▶ **TASK DESCRIPTION**
The records that follow are to be transcribed in full, without their images.

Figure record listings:
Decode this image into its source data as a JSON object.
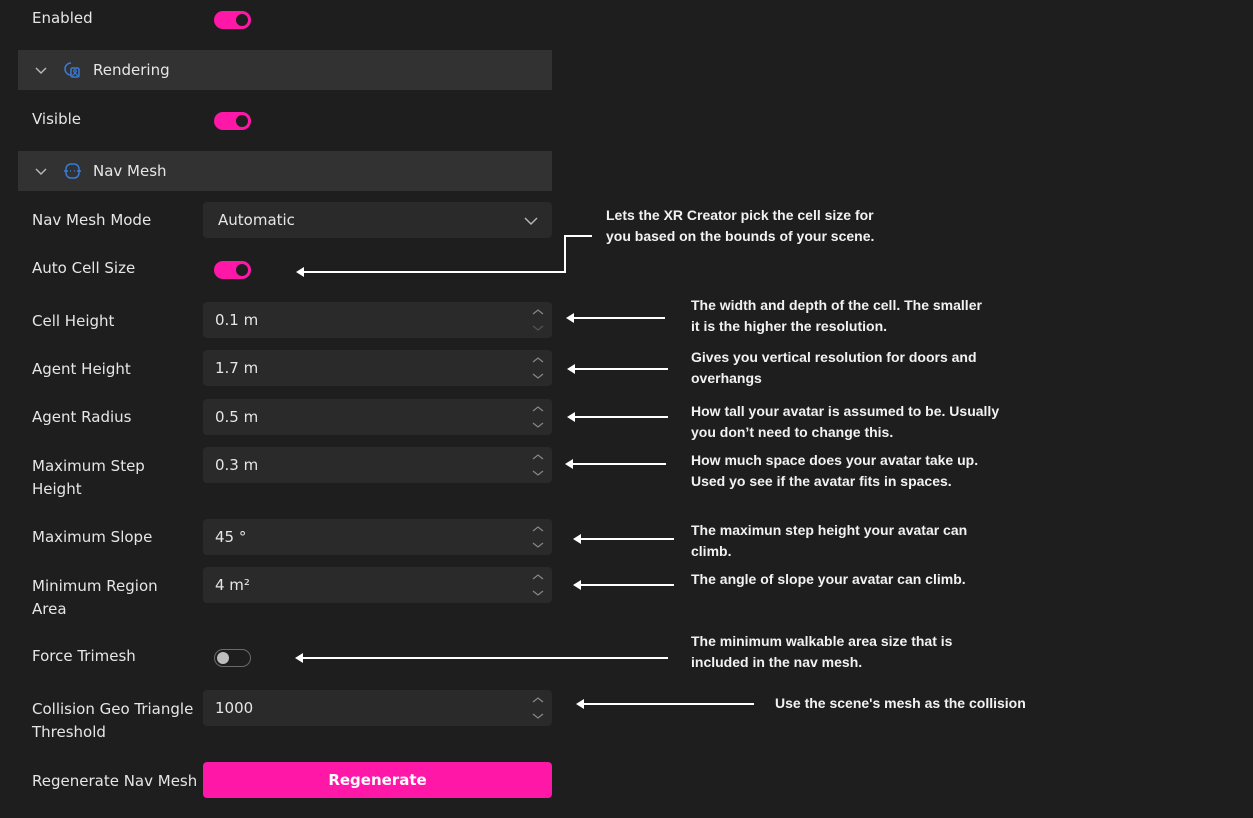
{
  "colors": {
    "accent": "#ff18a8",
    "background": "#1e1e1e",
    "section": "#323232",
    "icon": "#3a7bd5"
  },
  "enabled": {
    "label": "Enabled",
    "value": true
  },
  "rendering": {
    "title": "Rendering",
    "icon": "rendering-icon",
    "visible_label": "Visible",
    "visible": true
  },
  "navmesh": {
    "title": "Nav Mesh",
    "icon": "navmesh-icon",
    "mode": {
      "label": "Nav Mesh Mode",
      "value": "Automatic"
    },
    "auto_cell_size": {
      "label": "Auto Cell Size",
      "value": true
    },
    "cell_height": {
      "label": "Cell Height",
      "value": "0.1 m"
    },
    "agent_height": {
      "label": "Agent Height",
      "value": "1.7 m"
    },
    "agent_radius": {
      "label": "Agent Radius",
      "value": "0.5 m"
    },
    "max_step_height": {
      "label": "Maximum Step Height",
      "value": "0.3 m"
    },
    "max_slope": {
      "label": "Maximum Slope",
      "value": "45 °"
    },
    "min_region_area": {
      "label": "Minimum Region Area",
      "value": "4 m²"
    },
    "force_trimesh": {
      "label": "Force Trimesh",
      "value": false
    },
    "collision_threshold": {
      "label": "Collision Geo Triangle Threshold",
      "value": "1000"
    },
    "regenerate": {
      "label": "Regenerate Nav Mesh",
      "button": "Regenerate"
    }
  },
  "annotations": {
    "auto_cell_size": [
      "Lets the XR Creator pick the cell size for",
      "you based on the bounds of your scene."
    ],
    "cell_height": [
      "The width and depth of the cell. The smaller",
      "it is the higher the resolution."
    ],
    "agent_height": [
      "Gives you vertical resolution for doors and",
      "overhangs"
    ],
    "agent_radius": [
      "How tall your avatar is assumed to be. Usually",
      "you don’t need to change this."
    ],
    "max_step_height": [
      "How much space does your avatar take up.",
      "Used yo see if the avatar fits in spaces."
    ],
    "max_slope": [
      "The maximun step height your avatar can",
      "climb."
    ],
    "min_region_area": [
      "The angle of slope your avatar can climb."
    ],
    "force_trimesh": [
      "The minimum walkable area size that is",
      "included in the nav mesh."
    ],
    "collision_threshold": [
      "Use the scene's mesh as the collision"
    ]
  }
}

▶ **WRITTEN ANSWER**
Decode this image into its source data as a JSON object.
{
  "colors": {
    "accent": "#ff18a8",
    "background": "#1e1e1e",
    "section": "#323232",
    "icon": "#3a7bd5"
  },
  "enabled": {
    "label": "Enabled",
    "value": true
  },
  "rendering": {
    "title": "Rendering",
    "icon": "rendering-icon",
    "visible_label": "Visible",
    "visible": true
  },
  "navmesh": {
    "title": "Nav Mesh",
    "icon": "navmesh-icon",
    "mode": {
      "label": "Nav Mesh Mode",
      "value": "Automatic"
    },
    "auto_cell_size": {
      "label": "Auto Cell Size",
      "value": true
    },
    "cell_height": {
      "label": "Cell Height",
      "value": "0.1 m"
    },
    "agent_height": {
      "label": "Agent Height",
      "value": "1.7 m"
    },
    "agent_radius": {
      "label": "Agent Radius",
      "value": "0.5 m"
    },
    "max_step_height": {
      "label": "Maximum Step Height",
      "value": "0.3 m"
    },
    "max_slope": {
      "label": "Maximum Slope",
      "value": "45 °"
    },
    "min_region_area": {
      "label": "Minimum Region Area",
      "value": "4 m²"
    },
    "force_trimesh": {
      "label": "Force Trimesh",
      "value": false
    },
    "collision_threshold": {
      "label": "Collision Geo Triangle Threshold",
      "value": "1000"
    },
    "regenerate": {
      "label": "Regenerate Nav Mesh",
      "button": "Regenerate"
    }
  },
  "annotations": {
    "auto_cell_size": [
      "Lets the XR Creator pick the cell size for",
      "you based on the bounds of your scene."
    ],
    "cell_height": [
      "The width and depth of the cell. The smaller",
      "it is the higher the resolution."
    ],
    "agent_height": [
      "Gives you vertical resolution for doors and",
      "overhangs"
    ],
    "agent_radius": [
      "How tall your avatar is assumed to be. Usually",
      "you don’t need to change this."
    ],
    "max_step_height": [
      "How much space does your avatar take up.",
      "Used yo see if the avatar fits in spaces."
    ],
    "max_slope": [
      "The maximun step height your avatar can",
      "climb."
    ],
    "min_region_area": [
      "The angle of slope your avatar can climb."
    ],
    "force_trimesh": [
      "The minimum walkable area size that is",
      "included in the nav mesh."
    ],
    "collision_threshold": [
      "Use the scene's mesh as the collision"
    ]
  }
}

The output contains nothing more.